-- Begin Data entries --
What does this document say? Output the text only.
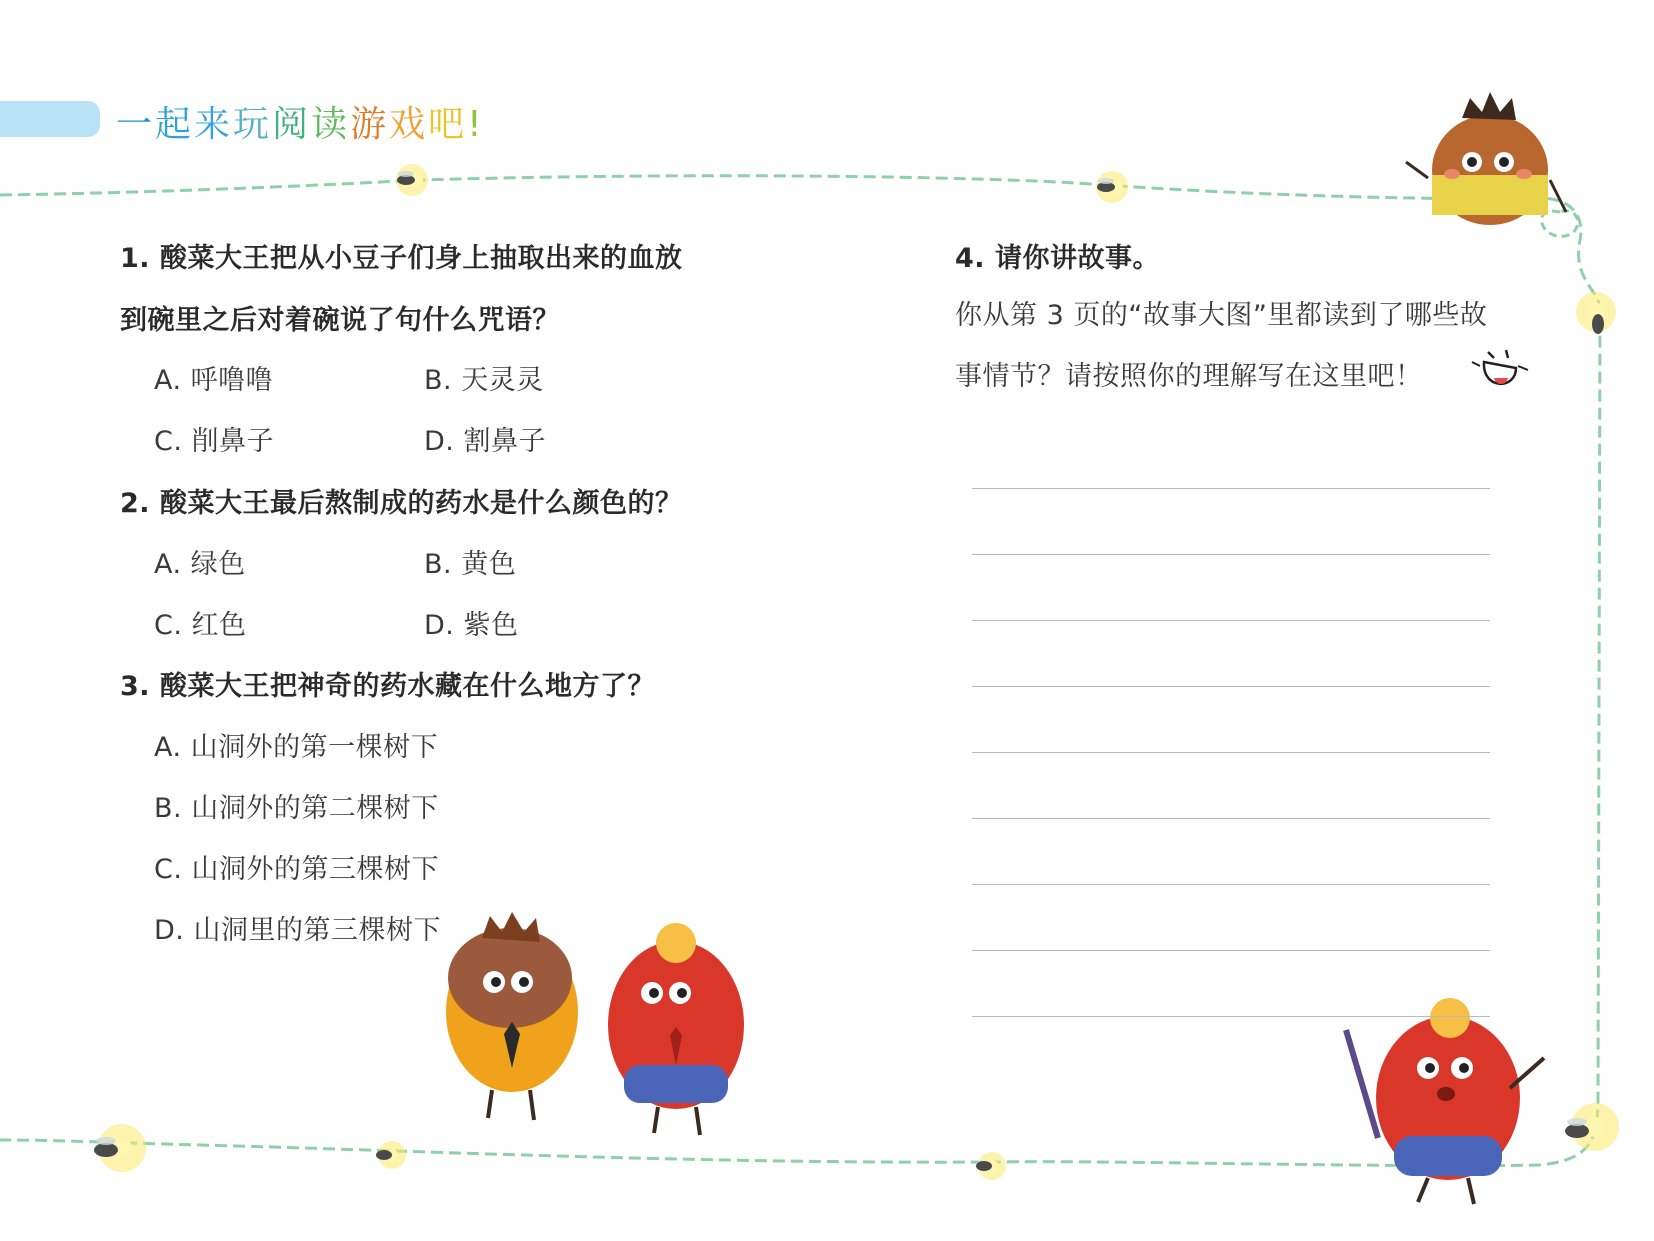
一起来玩阅读游戏吧!
1. 酸菜大王把从小豆子们身上抽取出来的血放
到碗里之后对着碗说了句什么咒语？
A. 呼噜噜	B. 天灵灵
C. 削鼻子	D. 割鼻子
2. 酸菜大王最后熬制成的药水是什么颜色的？
A. 绿色	B. 黄色
C. 红色	D. 紫色
3. 酸菜大王把神奇的药水藏在什么地方了？
A. 山洞外的第一棵树下
B. 山洞外的第二棵树下
C. 山洞外的第三棵树下
D. 山洞里的第三棵树下
4. 请你讲故事。
你从第 3 页的“故事大图”里都读到了哪些故
事情节？请按照你的理解写在这里吧！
-- End Data entries --
In your copy, leave out the pictures and reproduce the material above exactly.

Response:
What does this document say? Output the text only.
一起来玩阅读游戏吧!
1. 酸菜大王把从小豆子们身上抽取出来的血放
到碗里之后对着碗说了句什么咒语？
A. 呼噜噜	B. 天灵灵
C. 削鼻子	D. 割鼻子
2. 酸菜大王最后熬制成的药水是什么颜色的？
A. 绿色	B. 黄色
C. 红色	D. 紫色
3. 酸菜大王把神奇的药水藏在什么地方了？
A. 山洞外的第一棵树下
B. 山洞外的第二棵树下
C. 山洞外的第三棵树下
D. 山洞里的第三棵树下
4. 请你讲故事。
你从第 3 页的“故事大图”里都读到了哪些故
事情节？请按照你的理解写在这里吧！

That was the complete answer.